Your task —
Write out all the data again, exactly as it stands.

Record set —

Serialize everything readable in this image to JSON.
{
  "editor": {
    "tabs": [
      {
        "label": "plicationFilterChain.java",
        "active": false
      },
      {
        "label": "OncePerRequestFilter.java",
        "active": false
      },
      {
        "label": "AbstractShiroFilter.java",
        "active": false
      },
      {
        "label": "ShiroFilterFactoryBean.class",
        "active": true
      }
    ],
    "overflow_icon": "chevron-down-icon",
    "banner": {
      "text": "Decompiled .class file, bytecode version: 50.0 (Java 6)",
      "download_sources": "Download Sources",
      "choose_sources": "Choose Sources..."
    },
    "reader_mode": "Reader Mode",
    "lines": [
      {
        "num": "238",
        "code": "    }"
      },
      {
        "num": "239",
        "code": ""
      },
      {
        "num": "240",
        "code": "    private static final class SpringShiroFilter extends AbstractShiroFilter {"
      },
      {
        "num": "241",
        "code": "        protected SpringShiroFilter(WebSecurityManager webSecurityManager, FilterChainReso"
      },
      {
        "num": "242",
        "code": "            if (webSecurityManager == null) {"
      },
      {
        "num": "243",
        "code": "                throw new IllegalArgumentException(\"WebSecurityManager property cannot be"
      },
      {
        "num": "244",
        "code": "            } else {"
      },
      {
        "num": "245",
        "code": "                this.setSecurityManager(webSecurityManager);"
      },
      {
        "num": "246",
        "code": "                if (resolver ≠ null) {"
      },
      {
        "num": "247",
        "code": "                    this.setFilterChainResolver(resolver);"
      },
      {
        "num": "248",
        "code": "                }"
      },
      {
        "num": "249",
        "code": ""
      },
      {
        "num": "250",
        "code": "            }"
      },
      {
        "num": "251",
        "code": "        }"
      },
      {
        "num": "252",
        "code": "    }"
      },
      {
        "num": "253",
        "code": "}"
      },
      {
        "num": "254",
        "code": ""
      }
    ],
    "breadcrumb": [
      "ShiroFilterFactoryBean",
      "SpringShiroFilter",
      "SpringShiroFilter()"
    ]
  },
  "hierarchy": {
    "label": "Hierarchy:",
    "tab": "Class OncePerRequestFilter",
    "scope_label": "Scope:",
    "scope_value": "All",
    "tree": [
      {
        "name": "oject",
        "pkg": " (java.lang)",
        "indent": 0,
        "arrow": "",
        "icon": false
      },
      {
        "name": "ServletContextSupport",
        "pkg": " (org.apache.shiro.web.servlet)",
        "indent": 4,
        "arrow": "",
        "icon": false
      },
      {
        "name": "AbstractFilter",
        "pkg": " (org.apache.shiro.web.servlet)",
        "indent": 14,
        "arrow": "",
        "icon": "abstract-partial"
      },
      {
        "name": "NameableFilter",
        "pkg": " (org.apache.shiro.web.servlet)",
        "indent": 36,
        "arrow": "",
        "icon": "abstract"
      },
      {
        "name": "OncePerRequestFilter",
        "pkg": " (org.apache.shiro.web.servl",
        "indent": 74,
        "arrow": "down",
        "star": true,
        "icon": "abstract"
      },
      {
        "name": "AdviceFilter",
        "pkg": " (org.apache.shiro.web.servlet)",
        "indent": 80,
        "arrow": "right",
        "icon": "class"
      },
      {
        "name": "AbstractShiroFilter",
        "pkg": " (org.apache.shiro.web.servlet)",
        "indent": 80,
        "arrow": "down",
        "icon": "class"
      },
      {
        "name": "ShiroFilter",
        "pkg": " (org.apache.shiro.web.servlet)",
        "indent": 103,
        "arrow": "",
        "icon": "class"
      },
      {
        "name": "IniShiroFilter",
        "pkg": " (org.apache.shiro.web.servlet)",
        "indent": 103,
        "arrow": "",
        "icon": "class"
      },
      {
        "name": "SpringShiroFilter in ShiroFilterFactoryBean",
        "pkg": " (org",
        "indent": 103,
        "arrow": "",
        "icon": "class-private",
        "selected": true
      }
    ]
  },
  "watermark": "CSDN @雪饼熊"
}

Solved problem —
Serialize everything readable in this image to JSON.
{
  "editor": {
    "tabs": [
      {
        "label": "plicationFilterChain.java",
        "active": false
      },
      {
        "label": "OncePerRequestFilter.java",
        "active": false
      },
      {
        "label": "AbstractShiroFilter.java",
        "active": false
      },
      {
        "label": "ShiroFilterFactoryBean.class",
        "active": true
      }
    ],
    "overflow_icon": "chevron-down-icon",
    "banner": {
      "text": "Decompiled .class file, bytecode version: 50.0 (Java 6)",
      "download_sources": "Download Sources",
      "choose_sources": "Choose Sources..."
    },
    "reader_mode": "Reader Mode",
    "lines": [
      {
        "num": "238",
        "code": "    }"
      },
      {
        "num": "239",
        "code": ""
      },
      {
        "num": "240",
        "code": "    private static final class SpringShiroFilter extends AbstractShiroFilter {"
      },
      {
        "num": "241",
        "code": "        protected SpringShiroFilter(WebSecurityManager webSecurityManager, FilterChainReso"
      },
      {
        "num": "242",
        "code": "            if (webSecurityManager == null) {"
      },
      {
        "num": "243",
        "code": "                throw new IllegalArgumentException(\"WebSecurityManager property cannot be"
      },
      {
        "num": "244",
        "code": "            } else {"
      },
      {
        "num": "245",
        "code": "                this.setSecurityManager(webSecurityManager);"
      },
      {
        "num": "246",
        "code": "                if (resolver ≠ null) {"
      },
      {
        "num": "247",
        "code": "                    this.setFilterChainResolver(resolver);"
      },
      {
        "num": "248",
        "code": "                }"
      },
      {
        "num": "249",
        "code": ""
      },
      {
        "num": "250",
        "code": "            }"
      },
      {
        "num": "251",
        "code": "        }"
      },
      {
        "num": "252",
        "code": "    }"
      },
      {
        "num": "253",
        "code": "}"
      },
      {
        "num": "254",
        "code": ""
      }
    ],
    "breadcrumb": [
      "ShiroFilterFactoryBean",
      "SpringShiroFilter",
      "SpringShiroFilter()"
    ]
  },
  "hierarchy": {
    "label": "Hierarchy:",
    "tab": "Class OncePerRequestFilter",
    "scope_label": "Scope:",
    "scope_value": "All",
    "tree": [
      {
        "name": "oject",
        "pkg": " (java.lang)",
        "indent": 0,
        "arrow": "",
        "icon": false
      },
      {
        "name": "ServletContextSupport",
        "pkg": " (org.apache.shiro.web.servlet)",
        "indent": 4,
        "arrow": "",
        "icon": false
      },
      {
        "name": "AbstractFilter",
        "pkg": " (org.apache.shiro.web.servlet)",
        "indent": 14,
        "arrow": "",
        "icon": "abstract-partial"
      },
      {
        "name": "NameableFilter",
        "pkg": " (org.apache.shiro.web.servlet)",
        "indent": 36,
        "arrow": "",
        "icon": "abstract"
      },
      {
        "name": "OncePerRequestFilter",
        "pkg": " (org.apache.shiro.web.servl",
        "indent": 74,
        "arrow": "down",
        "star": true,
        "icon": "abstract"
      },
      {
        "name": "AdviceFilter",
        "pkg": " (org.apache.shiro.web.servlet)",
        "indent": 80,
        "arrow": "right",
        "icon": "class"
      },
      {
        "name": "AbstractShiroFilter",
        "pkg": " (org.apache.shiro.web.servlet)",
        "indent": 80,
        "arrow": "down",
        "icon": "class"
      },
      {
        "name": "ShiroFilter",
        "pkg": " (org.apache.shiro.web.servlet)",
        "indent": 103,
        "arrow": "",
        "icon": "class"
      },
      {
        "name": "IniShiroFilter",
        "pkg": " (org.apache.shiro.web.servlet)",
        "indent": 103,
        "arrow": "",
        "icon": "class"
      },
      {
        "name": "SpringShiroFilter in ShiroFilterFactoryBean",
        "pkg": " (org",
        "indent": 103,
        "arrow": "",
        "icon": "class-private",
        "selected": true
      }
    ]
  },
  "watermark": "CSDN @雪饼熊"
}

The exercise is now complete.